■ **What is required**:
Please restate the following records word for word.

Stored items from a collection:
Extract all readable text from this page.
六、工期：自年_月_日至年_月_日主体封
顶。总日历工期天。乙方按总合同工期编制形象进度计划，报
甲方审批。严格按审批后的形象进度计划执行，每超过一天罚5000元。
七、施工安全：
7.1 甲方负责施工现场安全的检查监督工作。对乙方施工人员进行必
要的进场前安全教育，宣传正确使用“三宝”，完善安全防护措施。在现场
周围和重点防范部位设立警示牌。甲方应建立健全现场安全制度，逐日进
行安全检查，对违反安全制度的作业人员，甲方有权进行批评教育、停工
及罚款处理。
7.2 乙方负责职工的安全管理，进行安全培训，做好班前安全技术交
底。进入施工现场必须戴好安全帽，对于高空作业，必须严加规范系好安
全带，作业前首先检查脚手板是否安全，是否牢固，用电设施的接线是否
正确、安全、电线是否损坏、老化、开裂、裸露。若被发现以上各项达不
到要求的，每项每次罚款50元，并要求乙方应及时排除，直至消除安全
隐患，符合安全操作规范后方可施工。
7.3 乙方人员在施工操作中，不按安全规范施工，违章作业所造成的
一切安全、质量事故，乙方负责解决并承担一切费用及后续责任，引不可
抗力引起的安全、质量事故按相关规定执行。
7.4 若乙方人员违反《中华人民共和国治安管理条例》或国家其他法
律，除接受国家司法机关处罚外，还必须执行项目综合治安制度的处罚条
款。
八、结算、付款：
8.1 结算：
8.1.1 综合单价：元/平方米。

■ **Correct output**:
Extract all readable text from this page.
六、工期：自年_月_日至年_月_日主体封
顶。总日历工期天。乙方按总合同工期编制形象进度计划，报
甲方审批。严格按审批后的形象进度计划执行，每超过一天罚5000元。
七、施工安全：
7.1 甲方负责施工现场安全的检查监督工作。对乙方施工人员进行必
要的进场前安全教育，宣传正确使用“三宝”，完善安全防护措施。在现场
周围和重点防范部位设立警示牌。甲方应建立健全现场安全制度，逐日进
行安全检查，对违反安全制度的作业人员，甲方有权进行批评教育、停工
及罚款处理。
7.2 乙方负责职工的安全管理，进行安全培训，做好班前安全技术交
底。进入施工现场必须戴好安全帽，对于高空作业，必须严加规范系好安
全带，作业前首先检查脚手板是否安全，是否牢固，用电设施的接线是否
正确、安全、电线是否损坏、老化、开裂、裸露。若被发现以上各项达不
到要求的，每项每次罚款50元，并要求乙方应及时排除，直至消除安全
隐患，符合安全操作规范后方可施工。
7.3 乙方人员在施工操作中，不按安全规范施工，违章作业所造成的
一切安全、质量事故，乙方负责解决并承担一切费用及后续责任，引不可
抗力引起的安全、质量事故按相关规定执行。
7.4 若乙方人员违反《中华人民共和国治安管理条例》或国家其他法
律，除接受国家司法机关处罚外，还必须执行项目综合治安制度的处罚条
款。
八、结算、付款：
8.1 结算：
8.1.1 综合单价：元/平方米。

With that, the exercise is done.